═════ Material provided ═════

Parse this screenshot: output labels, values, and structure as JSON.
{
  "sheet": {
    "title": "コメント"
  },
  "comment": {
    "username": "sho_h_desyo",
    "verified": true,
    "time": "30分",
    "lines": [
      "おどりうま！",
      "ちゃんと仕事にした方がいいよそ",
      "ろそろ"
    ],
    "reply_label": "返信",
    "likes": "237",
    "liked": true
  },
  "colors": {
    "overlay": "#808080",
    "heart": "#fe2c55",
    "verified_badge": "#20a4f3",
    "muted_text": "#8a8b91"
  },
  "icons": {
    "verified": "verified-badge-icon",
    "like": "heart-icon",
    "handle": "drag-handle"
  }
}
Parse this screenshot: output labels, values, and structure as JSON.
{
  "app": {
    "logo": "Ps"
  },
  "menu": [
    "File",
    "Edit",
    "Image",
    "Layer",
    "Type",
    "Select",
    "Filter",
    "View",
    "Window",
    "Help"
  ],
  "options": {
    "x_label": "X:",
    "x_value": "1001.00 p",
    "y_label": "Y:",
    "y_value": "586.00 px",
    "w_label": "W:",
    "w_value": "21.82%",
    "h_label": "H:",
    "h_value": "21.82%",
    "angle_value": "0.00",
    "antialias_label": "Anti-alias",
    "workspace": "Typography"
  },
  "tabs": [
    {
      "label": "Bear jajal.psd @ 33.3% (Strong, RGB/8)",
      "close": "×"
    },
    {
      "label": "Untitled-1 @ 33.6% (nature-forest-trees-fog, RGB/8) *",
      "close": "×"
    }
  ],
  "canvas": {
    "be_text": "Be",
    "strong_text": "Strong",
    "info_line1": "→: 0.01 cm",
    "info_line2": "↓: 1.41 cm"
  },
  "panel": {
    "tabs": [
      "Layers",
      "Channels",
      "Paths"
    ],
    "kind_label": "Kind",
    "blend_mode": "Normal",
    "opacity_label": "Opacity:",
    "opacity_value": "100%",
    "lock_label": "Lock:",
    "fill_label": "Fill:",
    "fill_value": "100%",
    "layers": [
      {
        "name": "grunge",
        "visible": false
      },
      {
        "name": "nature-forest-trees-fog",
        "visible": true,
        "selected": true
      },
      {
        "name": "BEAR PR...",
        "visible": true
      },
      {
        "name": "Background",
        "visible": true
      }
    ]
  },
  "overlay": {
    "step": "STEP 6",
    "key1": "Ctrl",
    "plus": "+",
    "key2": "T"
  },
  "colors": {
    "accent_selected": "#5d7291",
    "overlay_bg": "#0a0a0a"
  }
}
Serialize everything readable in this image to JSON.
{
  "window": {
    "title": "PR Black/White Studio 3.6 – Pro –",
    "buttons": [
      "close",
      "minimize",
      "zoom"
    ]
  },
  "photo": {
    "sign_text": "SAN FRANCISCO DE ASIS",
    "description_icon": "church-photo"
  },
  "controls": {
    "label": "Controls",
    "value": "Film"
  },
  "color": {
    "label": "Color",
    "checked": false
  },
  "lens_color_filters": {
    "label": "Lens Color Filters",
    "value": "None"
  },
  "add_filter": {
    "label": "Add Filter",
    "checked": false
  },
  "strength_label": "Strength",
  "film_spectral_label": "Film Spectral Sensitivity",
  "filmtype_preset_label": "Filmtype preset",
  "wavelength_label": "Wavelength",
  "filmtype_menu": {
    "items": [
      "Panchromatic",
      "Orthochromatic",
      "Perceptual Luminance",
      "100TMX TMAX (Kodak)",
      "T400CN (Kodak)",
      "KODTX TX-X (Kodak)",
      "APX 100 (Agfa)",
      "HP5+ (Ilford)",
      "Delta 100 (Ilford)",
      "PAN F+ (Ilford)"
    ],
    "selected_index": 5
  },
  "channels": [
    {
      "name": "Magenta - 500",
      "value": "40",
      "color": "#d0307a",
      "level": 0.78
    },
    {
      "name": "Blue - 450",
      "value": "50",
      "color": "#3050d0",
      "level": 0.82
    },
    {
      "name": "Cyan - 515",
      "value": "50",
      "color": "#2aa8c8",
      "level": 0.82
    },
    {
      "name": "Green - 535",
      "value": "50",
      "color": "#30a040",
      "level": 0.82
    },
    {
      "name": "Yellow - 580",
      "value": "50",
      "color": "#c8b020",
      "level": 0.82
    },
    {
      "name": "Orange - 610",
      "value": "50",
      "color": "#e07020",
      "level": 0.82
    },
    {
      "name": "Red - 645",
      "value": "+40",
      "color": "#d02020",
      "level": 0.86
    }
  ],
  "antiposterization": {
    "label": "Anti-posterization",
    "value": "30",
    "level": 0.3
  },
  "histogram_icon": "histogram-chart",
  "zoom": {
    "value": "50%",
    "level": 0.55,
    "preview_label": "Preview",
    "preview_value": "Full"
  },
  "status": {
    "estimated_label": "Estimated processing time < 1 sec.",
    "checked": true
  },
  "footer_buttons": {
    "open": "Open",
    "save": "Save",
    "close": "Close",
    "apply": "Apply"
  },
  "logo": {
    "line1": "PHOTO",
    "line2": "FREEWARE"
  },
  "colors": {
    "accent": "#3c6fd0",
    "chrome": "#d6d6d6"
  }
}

═════

What needs to be done. Extract the full set of entries word for word.

Exercise output.
Parse this screenshot: output labels, values, and structure as JSON.
{
  "sheet": {
    "title": "コメント"
  },
  "comment": {
    "username": "sho_h_desyo",
    "verified": true,
    "time": "30分",
    "lines": [
      "おどりうま！",
      "ちゃんと仕事にした方がいいよそ",
      "ろそろ"
    ],
    "reply_label": "返信",
    "likes": "237",
    "liked": true
  },
  "colors": {
    "overlay": "#808080",
    "heart": "#fe2c55",
    "verified_badge": "#20a4f3",
    "muted_text": "#8a8b91"
  },
  "icons": {
    "verified": "verified-badge-icon",
    "like": "heart-icon",
    "handle": "drag-handle"
  }
}
Parse this screenshot: output labels, values, and structure as JSON.
{
  "app": {
    "logo": "Ps"
  },
  "menu": [
    "File",
    "Edit",
    "Image",
    "Layer",
    "Type",
    "Select",
    "Filter",
    "View",
    "Window",
    "Help"
  ],
  "options": {
    "x_label": "X:",
    "x_value": "1001.00 p",
    "y_label": "Y:",
    "y_value": "586.00 px",
    "w_label": "W:",
    "w_value": "21.82%",
    "h_label": "H:",
    "h_value": "21.82%",
    "angle_value": "0.00",
    "antialias_label": "Anti-alias",
    "workspace": "Typography"
  },
  "tabs": [
    {
      "label": "Bear jajal.psd @ 33.3% (Strong, RGB/8)",
      "close": "×"
    },
    {
      "label": "Untitled-1 @ 33.6% (nature-forest-trees-fog, RGB/8) *",
      "close": "×"
    }
  ],
  "canvas": {
    "be_text": "Be",
    "strong_text": "Strong",
    "info_line1": "→: 0.01 cm",
    "info_line2": "↓: 1.41 cm"
  },
  "panel": {
    "tabs": [
      "Layers",
      "Channels",
      "Paths"
    ],
    "kind_label": "Kind",
    "blend_mode": "Normal",
    "opacity_label": "Opacity:",
    "opacity_value": "100%",
    "lock_label": "Lock:",
    "fill_label": "Fill:",
    "fill_value": "100%",
    "layers": [
      {
        "name": "grunge",
        "visible": false
      },
      {
        "name": "nature-forest-trees-fog",
        "visible": true,
        "selected": true
      },
      {
        "name": "BEAR PR...",
        "visible": true
      },
      {
        "name": "Background",
        "visible": true
      }
    ]
  },
  "overlay": {
    "step": "STEP 6",
    "key1": "Ctrl",
    "plus": "+",
    "key2": "T"
  },
  "colors": {
    "accent_selected": "#5d7291",
    "overlay_bg": "#0a0a0a"
  }
}
Serialize everything readable in this image to JSON.
{
  "window": {
    "title": "PR Black/White Studio 3.6 – Pro –",
    "buttons": [
      "close",
      "minimize",
      "zoom"
    ]
  },
  "photo": {
    "sign_text": "SAN FRANCISCO DE ASIS",
    "description_icon": "church-photo"
  },
  "controls": {
    "label": "Controls",
    "value": "Film"
  },
  "color": {
    "label": "Color",
    "checked": false
  },
  "lens_color_filters": {
    "label": "Lens Color Filters",
    "value": "None"
  },
  "add_filter": {
    "label": "Add Filter",
    "checked": false
  },
  "strength_label": "Strength",
  "film_spectral_label": "Film Spectral Sensitivity",
  "filmtype_preset_label": "Filmtype preset",
  "wavelength_label": "Wavelength",
  "filmtype_menu": {
    "items": [
      "Panchromatic",
      "Orthochromatic",
      "Perceptual Luminance",
      "100TMX TMAX (Kodak)",
      "T400CN (Kodak)",
      "KODTX TX-X (Kodak)",
      "APX 100 (Agfa)",
      "HP5+ (Ilford)",
      "Delta 100 (Ilford)",
      "PAN F+ (Ilford)"
    ],
    "selected_index": 5
  },
  "channels": [
    {
      "name": "Magenta - 500",
      "value": "40",
      "color": "#d0307a",
      "level": 0.78
    },
    {
      "name": "Blue - 450",
      "value": "50",
      "color": "#3050d0",
      "level": 0.82
    },
    {
      "name": "Cyan - 515",
      "value": "50",
      "color": "#2aa8c8",
      "level": 0.82
    },
    {
      "name": "Green - 535",
      "value": "50",
      "color": "#30a040",
      "level": 0.82
    },
    {
      "name": "Yellow - 580",
      "value": "50",
      "color": "#c8b020",
      "level": 0.82
    },
    {
      "name": "Orange - 610",
      "value": "50",
      "color": "#e07020",
      "level": 0.82
    },
    {
      "name": "Red - 645",
      "value": "+40",
      "color": "#d02020",
      "level": 0.86
    }
  ],
  "antiposterization": {
    "label": "Anti-posterization",
    "value": "30",
    "level": 0.3
  },
  "histogram_icon": "histogram-chart",
  "zoom": {
    "value": "50%",
    "level": 0.55,
    "preview_label": "Preview",
    "preview_value": "Full"
  },
  "status": {
    "estimated_label": "Estimated processing time < 1 sec.",
    "checked": true
  },
  "footer_buttons": {
    "open": "Open",
    "save": "Save",
    "close": "Close",
    "apply": "Apply"
  },
  "logo": {
    "line1": "PHOTO",
    "line2": "FREEWARE"
  },
  "colors": {
    "accent": "#3c6fd0",
    "chrome": "#d6d6d6"
  }
}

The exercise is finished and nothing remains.